• INFORMATION PROVIDED
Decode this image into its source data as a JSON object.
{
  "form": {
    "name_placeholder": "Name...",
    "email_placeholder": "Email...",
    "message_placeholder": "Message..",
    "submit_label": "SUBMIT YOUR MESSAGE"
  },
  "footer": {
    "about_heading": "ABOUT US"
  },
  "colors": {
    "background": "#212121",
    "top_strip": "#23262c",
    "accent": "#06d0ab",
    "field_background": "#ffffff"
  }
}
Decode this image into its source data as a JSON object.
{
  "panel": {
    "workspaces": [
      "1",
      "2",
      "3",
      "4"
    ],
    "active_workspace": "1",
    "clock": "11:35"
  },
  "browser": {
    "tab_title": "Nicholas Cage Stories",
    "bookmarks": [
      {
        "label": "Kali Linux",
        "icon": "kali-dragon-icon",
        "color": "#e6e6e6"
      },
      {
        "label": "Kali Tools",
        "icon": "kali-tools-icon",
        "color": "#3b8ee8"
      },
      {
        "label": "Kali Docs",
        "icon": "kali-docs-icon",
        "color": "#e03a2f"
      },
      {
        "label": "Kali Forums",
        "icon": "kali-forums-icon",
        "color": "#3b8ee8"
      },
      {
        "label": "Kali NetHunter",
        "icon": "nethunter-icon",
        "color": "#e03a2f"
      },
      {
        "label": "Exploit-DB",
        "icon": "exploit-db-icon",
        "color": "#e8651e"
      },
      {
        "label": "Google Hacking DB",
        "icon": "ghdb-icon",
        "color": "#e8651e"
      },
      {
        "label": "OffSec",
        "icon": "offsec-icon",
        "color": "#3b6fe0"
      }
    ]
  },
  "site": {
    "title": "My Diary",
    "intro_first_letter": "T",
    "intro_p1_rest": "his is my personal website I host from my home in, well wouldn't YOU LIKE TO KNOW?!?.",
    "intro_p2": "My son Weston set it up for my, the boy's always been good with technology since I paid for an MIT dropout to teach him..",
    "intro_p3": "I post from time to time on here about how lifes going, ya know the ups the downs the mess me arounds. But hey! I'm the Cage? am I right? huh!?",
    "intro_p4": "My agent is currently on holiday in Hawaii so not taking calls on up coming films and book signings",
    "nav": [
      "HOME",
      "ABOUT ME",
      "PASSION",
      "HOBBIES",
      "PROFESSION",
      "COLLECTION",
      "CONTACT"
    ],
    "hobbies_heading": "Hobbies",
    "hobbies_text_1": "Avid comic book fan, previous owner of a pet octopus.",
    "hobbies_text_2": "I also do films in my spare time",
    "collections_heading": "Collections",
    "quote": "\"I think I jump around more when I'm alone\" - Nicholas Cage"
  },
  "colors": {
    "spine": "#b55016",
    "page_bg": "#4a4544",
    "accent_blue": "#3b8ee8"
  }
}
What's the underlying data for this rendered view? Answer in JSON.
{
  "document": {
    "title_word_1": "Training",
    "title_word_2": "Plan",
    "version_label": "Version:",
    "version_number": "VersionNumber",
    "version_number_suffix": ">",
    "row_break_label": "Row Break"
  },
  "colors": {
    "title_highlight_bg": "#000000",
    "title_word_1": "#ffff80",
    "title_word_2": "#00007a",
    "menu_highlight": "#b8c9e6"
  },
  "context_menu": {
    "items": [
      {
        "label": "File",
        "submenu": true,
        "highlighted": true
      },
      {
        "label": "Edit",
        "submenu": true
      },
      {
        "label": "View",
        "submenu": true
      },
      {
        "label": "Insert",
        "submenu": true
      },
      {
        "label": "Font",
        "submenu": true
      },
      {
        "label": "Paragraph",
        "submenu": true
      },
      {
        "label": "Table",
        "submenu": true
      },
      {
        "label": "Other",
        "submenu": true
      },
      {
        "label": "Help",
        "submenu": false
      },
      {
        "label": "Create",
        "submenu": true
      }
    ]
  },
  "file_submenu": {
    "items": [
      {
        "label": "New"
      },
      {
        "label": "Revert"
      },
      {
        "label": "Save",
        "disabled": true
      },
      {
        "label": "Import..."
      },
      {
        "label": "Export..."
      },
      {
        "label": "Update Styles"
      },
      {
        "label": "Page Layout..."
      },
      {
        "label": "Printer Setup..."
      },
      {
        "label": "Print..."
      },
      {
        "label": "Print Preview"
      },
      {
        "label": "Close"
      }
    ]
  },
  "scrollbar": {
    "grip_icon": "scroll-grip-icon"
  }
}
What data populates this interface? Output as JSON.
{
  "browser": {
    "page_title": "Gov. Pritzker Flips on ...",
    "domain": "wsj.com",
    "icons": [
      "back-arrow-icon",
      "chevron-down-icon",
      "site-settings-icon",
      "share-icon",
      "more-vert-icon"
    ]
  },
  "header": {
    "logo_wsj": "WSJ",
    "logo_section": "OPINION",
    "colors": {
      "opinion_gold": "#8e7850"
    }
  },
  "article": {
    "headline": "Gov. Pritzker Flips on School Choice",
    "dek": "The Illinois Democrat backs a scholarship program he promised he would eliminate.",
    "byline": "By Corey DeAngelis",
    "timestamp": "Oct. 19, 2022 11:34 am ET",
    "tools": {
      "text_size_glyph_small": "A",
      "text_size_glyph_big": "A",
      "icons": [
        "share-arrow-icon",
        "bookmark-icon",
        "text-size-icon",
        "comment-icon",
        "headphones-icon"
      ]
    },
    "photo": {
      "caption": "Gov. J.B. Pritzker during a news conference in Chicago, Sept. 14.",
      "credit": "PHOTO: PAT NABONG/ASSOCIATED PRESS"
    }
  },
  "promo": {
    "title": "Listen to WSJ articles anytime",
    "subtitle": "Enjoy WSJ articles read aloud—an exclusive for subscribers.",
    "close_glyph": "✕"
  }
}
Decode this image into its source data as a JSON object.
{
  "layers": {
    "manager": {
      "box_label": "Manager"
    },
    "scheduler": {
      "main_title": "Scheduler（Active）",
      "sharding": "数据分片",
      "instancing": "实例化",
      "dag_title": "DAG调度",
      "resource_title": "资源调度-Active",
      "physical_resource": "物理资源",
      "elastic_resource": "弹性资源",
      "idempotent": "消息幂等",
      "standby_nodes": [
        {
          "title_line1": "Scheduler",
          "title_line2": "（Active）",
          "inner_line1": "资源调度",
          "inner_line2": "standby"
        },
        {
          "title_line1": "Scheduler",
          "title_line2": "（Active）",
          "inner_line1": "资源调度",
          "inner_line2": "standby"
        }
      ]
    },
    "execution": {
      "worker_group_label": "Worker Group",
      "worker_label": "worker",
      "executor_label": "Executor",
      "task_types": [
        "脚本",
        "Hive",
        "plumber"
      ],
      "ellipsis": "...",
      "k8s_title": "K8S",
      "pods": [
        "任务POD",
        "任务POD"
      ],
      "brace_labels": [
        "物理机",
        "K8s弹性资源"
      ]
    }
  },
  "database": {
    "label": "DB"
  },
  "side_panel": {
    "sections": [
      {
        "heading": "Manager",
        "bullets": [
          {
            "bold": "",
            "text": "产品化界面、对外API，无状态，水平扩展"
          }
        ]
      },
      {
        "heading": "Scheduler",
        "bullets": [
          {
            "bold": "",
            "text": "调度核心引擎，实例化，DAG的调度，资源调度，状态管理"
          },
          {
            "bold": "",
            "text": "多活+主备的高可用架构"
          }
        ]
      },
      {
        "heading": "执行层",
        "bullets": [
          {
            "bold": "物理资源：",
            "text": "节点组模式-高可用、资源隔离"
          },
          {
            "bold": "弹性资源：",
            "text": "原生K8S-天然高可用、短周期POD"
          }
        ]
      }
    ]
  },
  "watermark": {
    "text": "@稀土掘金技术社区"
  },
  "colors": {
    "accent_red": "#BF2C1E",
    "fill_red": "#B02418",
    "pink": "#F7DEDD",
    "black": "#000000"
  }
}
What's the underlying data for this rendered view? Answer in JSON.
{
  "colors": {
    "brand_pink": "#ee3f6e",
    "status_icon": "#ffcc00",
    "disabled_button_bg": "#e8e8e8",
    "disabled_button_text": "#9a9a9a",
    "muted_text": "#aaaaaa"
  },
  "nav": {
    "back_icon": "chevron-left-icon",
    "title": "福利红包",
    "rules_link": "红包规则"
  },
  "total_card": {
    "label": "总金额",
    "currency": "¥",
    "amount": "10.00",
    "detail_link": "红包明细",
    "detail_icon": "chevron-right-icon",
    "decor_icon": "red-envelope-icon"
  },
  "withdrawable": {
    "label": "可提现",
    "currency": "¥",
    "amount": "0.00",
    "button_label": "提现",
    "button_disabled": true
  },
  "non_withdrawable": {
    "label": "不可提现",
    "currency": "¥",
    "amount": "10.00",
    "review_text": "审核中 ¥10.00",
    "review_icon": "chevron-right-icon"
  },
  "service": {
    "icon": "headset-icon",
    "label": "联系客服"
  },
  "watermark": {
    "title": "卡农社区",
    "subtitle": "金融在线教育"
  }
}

• SET TASK
Where a line above contains the string "Cage", copy that line.

• RESULT
    "tab_title": "Nicholas Cage Stories",
    "intro_p3": "I post from time to time on here about how lifes going, ya know the ups the downs the mess me arounds. But hey! I'm the Cage? am I right? huh!?",
    "quote": "\"I think I jump around more when I'm alone\" - Nicholas Cage"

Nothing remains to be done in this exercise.